In your copy, leave out the pictures and repeat the entries below exactly.
## Start
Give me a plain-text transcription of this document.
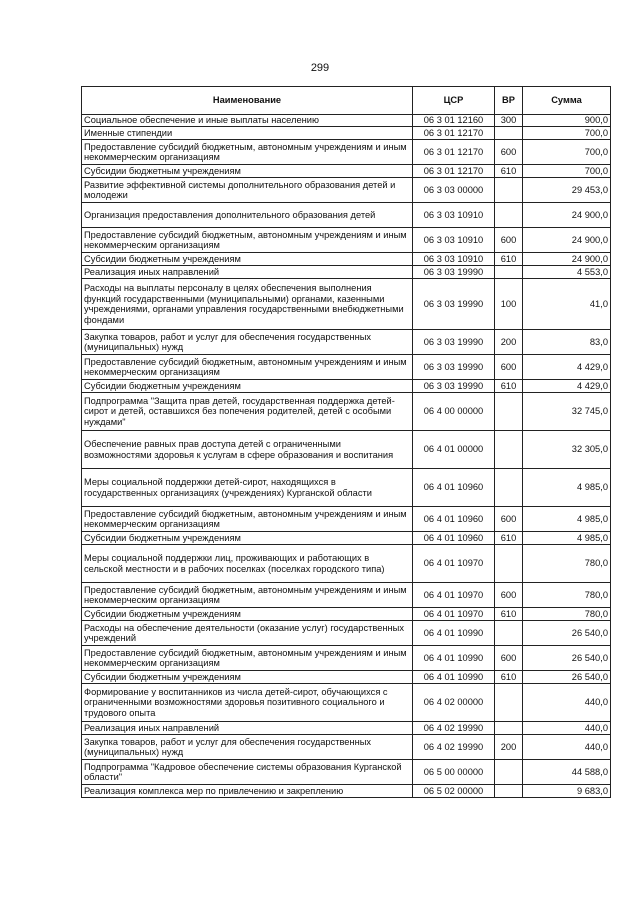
299
Наименование	ЦСР	ВР	Сумма
Социальное обеспечение и иные выплаты населению	06 3 01 12160	300	900,0
Именные стипендии	06 3 01 12170		700,0
Предоставление субсидий бюджетным, автономным учреждениям и иным некоммерческим организациям	06 3 01 12170	600	700,0
Субсидии бюджетным учреждениям	06 3 01 12170	610	700,0
Развитие эффективной системы дополнительного образования детей и молодежи	06 3 03 00000		29 453,0
Организация предоставления дополнительного образования детей	06 3 03 10910		24 900,0
Предоставление субсидий бюджетным, автономным учреждениям и иным некоммерческим организациям	06 3 03 10910	600	24 900,0
Субсидии бюджетным учреждениям	06 3 03 10910	610	24 900,0
Реализация иных направлений	06 3 03 19990		4 553,0
Расходы на выплаты персоналу в целях обеспечения выполнения функций государственными (муниципальными) органами, казенными учреждениями, органами управления государственными внебюджетными фондами	06 3 03 19990	100	41,0
Закупка товаров, работ и услуг для обеспечения государственных (муниципальных) нужд	06 3 03 19990	200	83,0
Предоставление субсидий бюджетным, автономным учреждениям и иным некоммерческим организациям	06 3 03 19990	600	4 429,0
Субсидии бюджетным учреждениям	06 3 03 19990	610	4 429,0
Подпрограмма "Защита прав детей, государственная поддержка детей-сирот и детей, оставшихся без попечения родителей, детей с особыми нуждами"	06 4 00 00000		32 745,0
Обеспечение равных прав доступа детей с ограниченными возможностями здоровья к услугам в сфере образования и воспитания	06 4 01 00000		32 305,0
Меры социальной поддержки детей-сирот, находящихся в государственных организациях (учреждениях) Курганской области	06 4 01 10960		4 985,0
Предоставление субсидий бюджетным, автономным учреждениям и иным некоммерческим организациям	06 4 01 10960	600	4 985,0
Субсидии бюджетным учреждениям	06 4 01 10960	610	4 985,0
Меры социальной поддержки лиц, проживающих и работающих в сельской местности и в рабочих поселках (поселках городского типа)	06 4 01 10970		780,0
Предоставление субсидий бюджетным, автономным учреждениям и иным некоммерческим организациям	06 4 01 10970	600	780,0
Субсидии бюджетным учреждениям	06 4 01 10970	610	780,0
Расходы на обеспечение деятельности (оказание услуг) государственных учреждений	06 4 01 10990		26 540,0
Предоставление субсидий бюджетным, автономным учреждениям и иным некоммерческим организациям	06 4 01 10990	600	26 540,0
Субсидии бюджетным учреждениям	06 4 01 10990	610	26 540,0
Формирование у воспитанников из числа детей-сирот, обучающихся с ограниченными возможностями здоровья позитивного социального и трудового опыта	06 4 02 00000		440,0
Реализация иных направлений	06 4 02 19990		440,0
Закупка товаров, работ и услуг для обеспечения государственных (муниципальных) нужд	06 4 02 19990	200	440,0
Подпрограмма "Кадровое обеспечение системы образования Курганской области"	06 5 00 00000		44 588,0
Реализация комплекса мер по привлечению и закреплению	06 5 02 00000		9 683,0
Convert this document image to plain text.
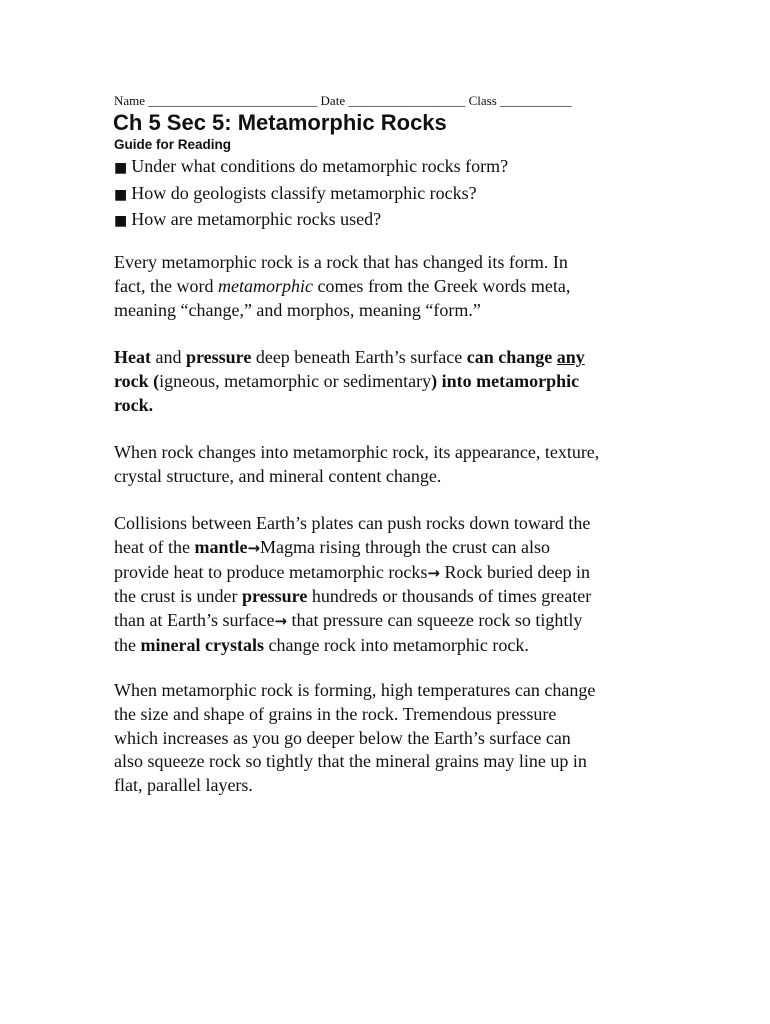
Name __________________________ Date __________________ Class ___________
Ch 5 Sec 5: Metamorphic Rocks
Guide for Reading
■ Under what conditions do metamorphic rocks form?
■ How do geologists classify metamorphic rocks?
■ How are metamorphic rocks used?
Every metamorphic rock is a rock that has changed its form. In
fact, the word metamorphic comes from the Greek words meta,
meaning “change,” and morphos, meaning “form.”
Heat and pressure deep beneath Earth’s surface can change any
rock (igneous, metamorphic or sedimentary) into metamorphic
rock.
When rock changes into metamorphic rock, its appearance, texture,
crystal structure, and mineral content change.
Collisions between Earth’s plates can push rocks down toward the
heat of the mantle→Magma rising through the crust can also
provide heat to produce metamorphic rocks→ Rock buried deep in
the crust is under pressure hundreds or thousands of times greater
than at Earth’s surface→ that pressure can squeeze rock so tightly
the mineral crystals change rock into metamorphic rock.
When metamorphic rock is forming, high temperatures can change
the size and shape of grains in the rock. Tremendous pressure
which increases as you go deeper below the Earth’s surface can
also squeeze rock so tightly that the mineral grains may line up in
flat, parallel layers.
## End
Solution to the problem:
Give me a plain-text transcription of this document.
299
Наименование	ЦСР	ВР	Сумма
Социальное обеспечение и иные выплаты населению	06 3 01 12160	300	900,0
Именные стипендии	06 3 01 12170		700,0
Предоставление субсидий бюджетным, автономным учреждениям и иным некоммерческим организациям	06 3 01 12170	600	700,0
Субсидии бюджетным учреждениям	06 3 01 12170	610	700,0
Развитие эффективной системы дополнительного образования детей и молодежи	06 3 03 00000		29 453,0
Организация предоставления дополнительного образования детей	06 3 03 10910		24 900,0
Предоставление субсидий бюджетным, автономным учреждениям и иным некоммерческим организациям	06 3 03 10910	600	24 900,0
Субсидии бюджетным учреждениям	06 3 03 10910	610	24 900,0
Реализация иных направлений	06 3 03 19990		4 553,0
Расходы на выплаты персоналу в целях обеспечения выполнения функций государственными (муниципальными) органами, казенными учреждениями, органами управления государственными внебюджетными фондами	06 3 03 19990	100	41,0
Закупка товаров, работ и услуг для обеспечения государственных (муниципальных) нужд	06 3 03 19990	200	83,0
Предоставление субсидий бюджетным, автономным учреждениям и иным некоммерческим организациям	06 3 03 19990	600	4 429,0
Субсидии бюджетным учреждениям	06 3 03 19990	610	4 429,0
Подпрограмма "Защита прав детей, государственная поддержка детей-сирот и детей, оставшихся без попечения родителей, детей с особыми нуждами"	06 4 00 00000		32 745,0
Обеспечение равных прав доступа детей с ограниченными возможностями здоровья к услугам в сфере образования и воспитания	06 4 01 00000		32 305,0
Меры социальной поддержки детей-сирот, находящихся в государственных организациях (учреждениях) Курганской области	06 4 01 10960		4 985,0
Предоставление субсидий бюджетным, автономным учреждениям и иным некоммерческим организациям	06 4 01 10960	600	4 985,0
Субсидии бюджетным учреждениям	06 4 01 10960	610	4 985,0
Меры социальной поддержки лиц, проживающих и работающих в сельской местности и в рабочих поселках (поселках городского типа)	06 4 01 10970		780,0
Предоставление субсидий бюджетным, автономным учреждениям и иным некоммерческим организациям	06 4 01 10970	600	780,0
Субсидии бюджетным учреждениям	06 4 01 10970	610	780,0
Расходы на обеспечение деятельности (оказание услуг) государственных учреждений	06 4 01 10990		26 540,0
Предоставление субсидий бюджетным, автономным учреждениям и иным некоммерческим организациям	06 4 01 10990	600	26 540,0
Субсидии бюджетным учреждениям	06 4 01 10990	610	26 540,0
Формирование у воспитанников из числа детей-сирот, обучающихся с ограниченными возможностями здоровья позитивного социального и трудового опыта	06 4 02 00000		440,0
Реализация иных направлений	06 4 02 19990		440,0
Закупка товаров, работ и услуг для обеспечения государственных (муниципальных) нужд	06 4 02 19990	200	440,0
Подпрограмма "Кадровое обеспечение системы образования Курганской области"	06 5 00 00000		44 588,0
Реализация комплекса мер по привлечению и закреплению	06 5 02 00000		9 683,0
Convert this document image to plain text.
Name __________________________ Date __________________ Class ___________
Ch 5 Sec 5: Metamorphic Rocks
Guide for Reading
■ Under what conditions do metamorphic rocks form?
■ How do geologists classify metamorphic rocks?
■ How are metamorphic rocks used?
Every metamorphic rock is a rock that has changed its form. In
fact, the word metamorphic comes from the Greek words meta,
meaning “change,” and morphos, meaning “form.”
Heat and pressure deep beneath Earth’s surface can change any
rock (igneous, metamorphic or sedimentary) into metamorphic
rock.
When rock changes into metamorphic rock, its appearance, texture,
crystal structure, and mineral content change.
Collisions between Earth’s plates can push rocks down toward the
heat of the mantle→Magma rising through the crust can also
provide heat to produce metamorphic rocks→ Rock buried deep in
the crust is under pressure hundreds or thousands of times greater
than at Earth’s surface→ that pressure can squeeze rock so tightly
the mineral crystals change rock into metamorphic rock.
When metamorphic rock is forming, high temperatures can change
the size and shape of grains in the rock. Tremendous pressure
which increases as you go deeper below the Earth’s surface can
also squeeze rock so tightly that the mineral grains may line up in
flat, parallel layers.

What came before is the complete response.